Work item » Give back all the data exactly as it was written.

Input data »
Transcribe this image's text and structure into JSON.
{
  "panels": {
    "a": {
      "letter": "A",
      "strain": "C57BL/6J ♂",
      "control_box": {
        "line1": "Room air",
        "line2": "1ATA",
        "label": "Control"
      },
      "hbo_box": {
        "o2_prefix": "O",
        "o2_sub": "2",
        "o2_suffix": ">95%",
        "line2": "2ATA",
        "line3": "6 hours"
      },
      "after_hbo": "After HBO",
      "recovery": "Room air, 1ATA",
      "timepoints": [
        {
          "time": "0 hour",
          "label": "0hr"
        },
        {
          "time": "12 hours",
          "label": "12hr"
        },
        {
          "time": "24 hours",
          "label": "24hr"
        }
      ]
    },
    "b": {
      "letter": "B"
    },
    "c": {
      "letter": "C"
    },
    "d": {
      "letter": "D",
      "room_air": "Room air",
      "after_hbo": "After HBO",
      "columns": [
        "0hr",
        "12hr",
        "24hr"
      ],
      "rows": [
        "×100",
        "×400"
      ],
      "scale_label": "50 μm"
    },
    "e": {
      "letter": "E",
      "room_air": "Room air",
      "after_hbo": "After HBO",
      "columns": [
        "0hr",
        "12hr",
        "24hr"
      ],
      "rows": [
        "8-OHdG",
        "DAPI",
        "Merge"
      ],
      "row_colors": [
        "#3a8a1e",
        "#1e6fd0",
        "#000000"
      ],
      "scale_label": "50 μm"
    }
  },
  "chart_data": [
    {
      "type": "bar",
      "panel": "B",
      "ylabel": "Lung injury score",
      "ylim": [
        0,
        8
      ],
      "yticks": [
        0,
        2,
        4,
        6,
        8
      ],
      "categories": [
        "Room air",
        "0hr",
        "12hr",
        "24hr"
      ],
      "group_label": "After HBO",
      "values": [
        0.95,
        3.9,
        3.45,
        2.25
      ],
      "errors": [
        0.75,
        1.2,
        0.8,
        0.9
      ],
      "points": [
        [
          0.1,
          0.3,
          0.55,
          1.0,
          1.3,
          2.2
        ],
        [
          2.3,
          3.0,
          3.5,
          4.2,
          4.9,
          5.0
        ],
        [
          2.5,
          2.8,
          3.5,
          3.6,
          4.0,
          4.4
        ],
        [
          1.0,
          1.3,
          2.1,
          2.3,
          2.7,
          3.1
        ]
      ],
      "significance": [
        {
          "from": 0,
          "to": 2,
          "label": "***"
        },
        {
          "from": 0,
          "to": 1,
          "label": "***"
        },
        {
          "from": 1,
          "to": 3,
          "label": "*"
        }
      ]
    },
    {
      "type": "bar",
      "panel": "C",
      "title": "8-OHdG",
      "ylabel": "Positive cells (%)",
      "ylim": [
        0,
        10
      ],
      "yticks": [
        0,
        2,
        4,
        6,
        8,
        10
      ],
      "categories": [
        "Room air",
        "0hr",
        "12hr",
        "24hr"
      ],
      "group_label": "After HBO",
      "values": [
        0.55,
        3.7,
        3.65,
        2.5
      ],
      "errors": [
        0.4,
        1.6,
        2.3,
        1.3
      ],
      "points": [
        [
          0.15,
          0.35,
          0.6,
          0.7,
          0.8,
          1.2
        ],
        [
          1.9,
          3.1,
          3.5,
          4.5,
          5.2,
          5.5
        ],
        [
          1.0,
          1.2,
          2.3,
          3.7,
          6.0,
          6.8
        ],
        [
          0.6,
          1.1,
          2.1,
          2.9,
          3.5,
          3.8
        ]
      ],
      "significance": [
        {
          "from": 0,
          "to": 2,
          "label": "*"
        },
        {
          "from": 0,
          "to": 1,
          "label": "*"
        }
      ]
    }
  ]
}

Answer to this problem »
Transcribe this image's text and structure into JSON.
{
  "panels": {
    "a": {
      "letter": "A",
      "strain": "C57BL/6J ♂",
      "control_box": {
        "line1": "Room air",
        "line2": "1ATA",
        "label": "Control"
      },
      "hbo_box": {
        "o2_prefix": "O",
        "o2_sub": "2",
        "o2_suffix": ">95%",
        "line2": "2ATA",
        "line3": "6 hours"
      },
      "after_hbo": "After HBO",
      "recovery": "Room air, 1ATA",
      "timepoints": [
        {
          "time": "0 hour",
          "label": "0hr"
        },
        {
          "time": "12 hours",
          "label": "12hr"
        },
        {
          "time": "24 hours",
          "label": "24hr"
        }
      ]
    },
    "b": {
      "letter": "B"
    },
    "c": {
      "letter": "C"
    },
    "d": {
      "letter": "D",
      "room_air": "Room air",
      "after_hbo": "After HBO",
      "columns": [
        "0hr",
        "12hr",
        "24hr"
      ],
      "rows": [
        "×100",
        "×400"
      ],
      "scale_label": "50 μm"
    },
    "e": {
      "letter": "E",
      "room_air": "Room air",
      "after_hbo": "After HBO",
      "columns": [
        "0hr",
        "12hr",
        "24hr"
      ],
      "rows": [
        "8-OHdG",
        "DAPI",
        "Merge"
      ],
      "row_colors": [
        "#3a8a1e",
        "#1e6fd0",
        "#000000"
      ],
      "scale_label": "50 μm"
    }
  },
  "chart_data": [
    {
      "type": "bar",
      "panel": "B",
      "ylabel": "Lung injury score",
      "ylim": [
        0,
        8
      ],
      "yticks": [
        0,
        2,
        4,
        6,
        8
      ],
      "categories": [
        "Room air",
        "0hr",
        "12hr",
        "24hr"
      ],
      "group_label": "After HBO",
      "values": [
        0.95,
        3.9,
        3.45,
        2.25
      ],
      "errors": [
        0.75,
        1.2,
        0.8,
        0.9
      ],
      "points": [
        [
          0.1,
          0.3,
          0.55,
          1.0,
          1.3,
          2.2
        ],
        [
          2.3,
          3.0,
          3.5,
          4.2,
          4.9,
          5.0
        ],
        [
          2.5,
          2.8,
          3.5,
          3.6,
          4.0,
          4.4
        ],
        [
          1.0,
          1.3,
          2.1,
          2.3,
          2.7,
          3.1
        ]
      ],
      "significance": [
        {
          "from": 0,
          "to": 2,
          "label": "***"
        },
        {
          "from": 0,
          "to": 1,
          "label": "***"
        },
        {
          "from": 1,
          "to": 3,
          "label": "*"
        }
      ]
    },
    {
      "type": "bar",
      "panel": "C",
      "title": "8-OHdG",
      "ylabel": "Positive cells (%)",
      "ylim": [
        0,
        10
      ],
      "yticks": [
        0,
        2,
        4,
        6,
        8,
        10
      ],
      "categories": [
        "Room air",
        "0hr",
        "12hr",
        "24hr"
      ],
      "group_label": "After HBO",
      "values": [
        0.55,
        3.7,
        3.65,
        2.5
      ],
      "errors": [
        0.4,
        1.6,
        2.3,
        1.3
      ],
      "points": [
        [
          0.15,
          0.35,
          0.6,
          0.7,
          0.8,
          1.2
        ],
        [
          1.9,
          3.1,
          3.5,
          4.5,
          5.2,
          5.5
        ],
        [
          1.0,
          1.2,
          2.3,
          3.7,
          6.0,
          6.8
        ],
        [
          0.6,
          1.1,
          2.1,
          2.9,
          3.5,
          3.8
        ]
      ],
      "significance": [
        {
          "from": 0,
          "to": 2,
          "label": "*"
        },
        {
          "from": 0,
          "to": 1,
          "label": "*"
        }
      ]
    }
  ]
}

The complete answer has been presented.